GIVEN EXERCISE:
Search the records for "mean". Copy every line where it appears.

[Figure dataset records]
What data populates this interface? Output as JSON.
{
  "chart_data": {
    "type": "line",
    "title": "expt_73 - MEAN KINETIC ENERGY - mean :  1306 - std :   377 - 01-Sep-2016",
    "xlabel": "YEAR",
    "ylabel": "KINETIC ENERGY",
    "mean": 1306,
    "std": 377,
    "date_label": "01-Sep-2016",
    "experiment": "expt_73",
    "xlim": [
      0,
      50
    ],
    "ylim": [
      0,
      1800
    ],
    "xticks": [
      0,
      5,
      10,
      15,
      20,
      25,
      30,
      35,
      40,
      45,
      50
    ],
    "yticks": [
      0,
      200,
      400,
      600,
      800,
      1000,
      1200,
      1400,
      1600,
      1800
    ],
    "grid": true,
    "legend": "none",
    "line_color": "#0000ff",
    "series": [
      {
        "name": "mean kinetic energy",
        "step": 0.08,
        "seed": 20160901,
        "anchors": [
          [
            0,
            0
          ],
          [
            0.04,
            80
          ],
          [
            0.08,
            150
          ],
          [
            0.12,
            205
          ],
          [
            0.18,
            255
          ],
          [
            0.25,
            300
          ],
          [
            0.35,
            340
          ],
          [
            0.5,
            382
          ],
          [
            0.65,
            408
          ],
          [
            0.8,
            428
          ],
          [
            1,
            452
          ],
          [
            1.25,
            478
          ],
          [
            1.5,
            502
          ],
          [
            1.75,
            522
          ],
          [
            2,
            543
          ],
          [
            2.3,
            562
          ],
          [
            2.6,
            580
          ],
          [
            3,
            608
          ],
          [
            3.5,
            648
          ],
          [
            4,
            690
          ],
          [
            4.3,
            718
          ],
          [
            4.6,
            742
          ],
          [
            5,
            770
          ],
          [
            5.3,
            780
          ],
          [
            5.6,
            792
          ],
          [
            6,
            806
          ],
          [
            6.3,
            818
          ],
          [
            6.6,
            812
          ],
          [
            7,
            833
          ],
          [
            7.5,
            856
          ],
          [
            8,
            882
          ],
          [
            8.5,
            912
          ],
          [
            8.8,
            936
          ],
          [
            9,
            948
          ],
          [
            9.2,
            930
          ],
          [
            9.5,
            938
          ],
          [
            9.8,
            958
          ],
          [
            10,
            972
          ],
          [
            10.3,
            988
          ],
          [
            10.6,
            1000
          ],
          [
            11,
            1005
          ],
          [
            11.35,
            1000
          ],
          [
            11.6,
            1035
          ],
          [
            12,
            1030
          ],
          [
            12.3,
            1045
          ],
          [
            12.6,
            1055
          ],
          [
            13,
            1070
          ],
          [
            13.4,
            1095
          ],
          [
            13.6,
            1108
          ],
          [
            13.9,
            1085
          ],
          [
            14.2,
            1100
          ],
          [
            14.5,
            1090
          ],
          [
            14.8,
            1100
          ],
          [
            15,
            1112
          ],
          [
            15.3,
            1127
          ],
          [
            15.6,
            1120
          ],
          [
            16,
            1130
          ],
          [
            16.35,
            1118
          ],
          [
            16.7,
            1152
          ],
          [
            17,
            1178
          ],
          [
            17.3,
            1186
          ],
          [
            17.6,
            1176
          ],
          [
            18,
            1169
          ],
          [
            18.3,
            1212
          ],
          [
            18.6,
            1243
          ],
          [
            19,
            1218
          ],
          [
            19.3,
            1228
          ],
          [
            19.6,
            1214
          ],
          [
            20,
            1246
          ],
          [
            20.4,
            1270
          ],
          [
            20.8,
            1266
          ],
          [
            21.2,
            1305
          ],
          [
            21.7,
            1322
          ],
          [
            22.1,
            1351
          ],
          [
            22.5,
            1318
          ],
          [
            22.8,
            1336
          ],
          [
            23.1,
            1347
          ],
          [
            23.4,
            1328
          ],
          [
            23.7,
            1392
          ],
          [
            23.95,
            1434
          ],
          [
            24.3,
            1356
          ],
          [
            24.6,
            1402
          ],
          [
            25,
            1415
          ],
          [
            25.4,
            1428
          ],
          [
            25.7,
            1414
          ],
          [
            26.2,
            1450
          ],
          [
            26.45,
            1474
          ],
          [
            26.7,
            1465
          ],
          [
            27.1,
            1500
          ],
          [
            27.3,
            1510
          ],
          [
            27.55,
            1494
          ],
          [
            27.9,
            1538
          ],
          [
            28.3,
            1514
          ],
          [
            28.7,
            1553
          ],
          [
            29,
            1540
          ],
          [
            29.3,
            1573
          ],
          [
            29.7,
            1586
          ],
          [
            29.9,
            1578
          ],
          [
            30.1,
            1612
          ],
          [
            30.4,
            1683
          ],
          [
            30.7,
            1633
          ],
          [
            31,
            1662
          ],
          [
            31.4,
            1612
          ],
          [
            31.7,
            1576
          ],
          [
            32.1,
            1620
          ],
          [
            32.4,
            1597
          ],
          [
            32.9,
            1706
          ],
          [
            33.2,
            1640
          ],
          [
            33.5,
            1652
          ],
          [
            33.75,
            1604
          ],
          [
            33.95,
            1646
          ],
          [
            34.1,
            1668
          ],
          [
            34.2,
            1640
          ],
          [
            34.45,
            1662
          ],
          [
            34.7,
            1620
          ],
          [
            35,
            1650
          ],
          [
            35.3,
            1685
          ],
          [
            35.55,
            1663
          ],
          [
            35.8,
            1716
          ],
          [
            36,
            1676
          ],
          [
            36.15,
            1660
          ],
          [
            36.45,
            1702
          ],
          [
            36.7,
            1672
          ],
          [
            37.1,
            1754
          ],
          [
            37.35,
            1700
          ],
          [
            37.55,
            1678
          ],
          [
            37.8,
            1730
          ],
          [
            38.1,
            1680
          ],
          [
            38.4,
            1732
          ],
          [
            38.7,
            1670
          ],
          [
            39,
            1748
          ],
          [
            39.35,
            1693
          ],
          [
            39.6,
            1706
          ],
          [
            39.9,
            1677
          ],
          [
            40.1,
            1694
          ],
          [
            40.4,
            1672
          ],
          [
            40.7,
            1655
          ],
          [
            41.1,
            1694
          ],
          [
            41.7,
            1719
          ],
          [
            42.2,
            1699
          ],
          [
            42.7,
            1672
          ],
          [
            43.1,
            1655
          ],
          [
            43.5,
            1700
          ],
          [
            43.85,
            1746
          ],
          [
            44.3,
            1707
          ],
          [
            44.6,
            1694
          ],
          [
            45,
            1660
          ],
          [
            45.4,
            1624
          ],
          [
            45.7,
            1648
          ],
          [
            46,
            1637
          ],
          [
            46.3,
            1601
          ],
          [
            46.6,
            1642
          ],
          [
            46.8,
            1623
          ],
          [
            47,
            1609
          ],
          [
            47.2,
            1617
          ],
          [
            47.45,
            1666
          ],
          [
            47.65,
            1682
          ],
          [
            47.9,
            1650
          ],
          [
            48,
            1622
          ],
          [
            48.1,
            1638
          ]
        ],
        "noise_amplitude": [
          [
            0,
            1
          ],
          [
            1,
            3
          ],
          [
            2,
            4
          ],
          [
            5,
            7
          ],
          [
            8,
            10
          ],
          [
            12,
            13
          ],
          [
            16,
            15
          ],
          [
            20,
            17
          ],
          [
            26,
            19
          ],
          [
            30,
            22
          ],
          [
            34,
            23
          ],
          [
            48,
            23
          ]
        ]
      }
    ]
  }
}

EXPECTED ANSWER:
    "title": "expt_73 - MEAN KINETIC ENERGY - mean :  1306 - std :   377 - 01-Sep-2016",
    "mean": 1306,
        "name": "mean kinetic energy",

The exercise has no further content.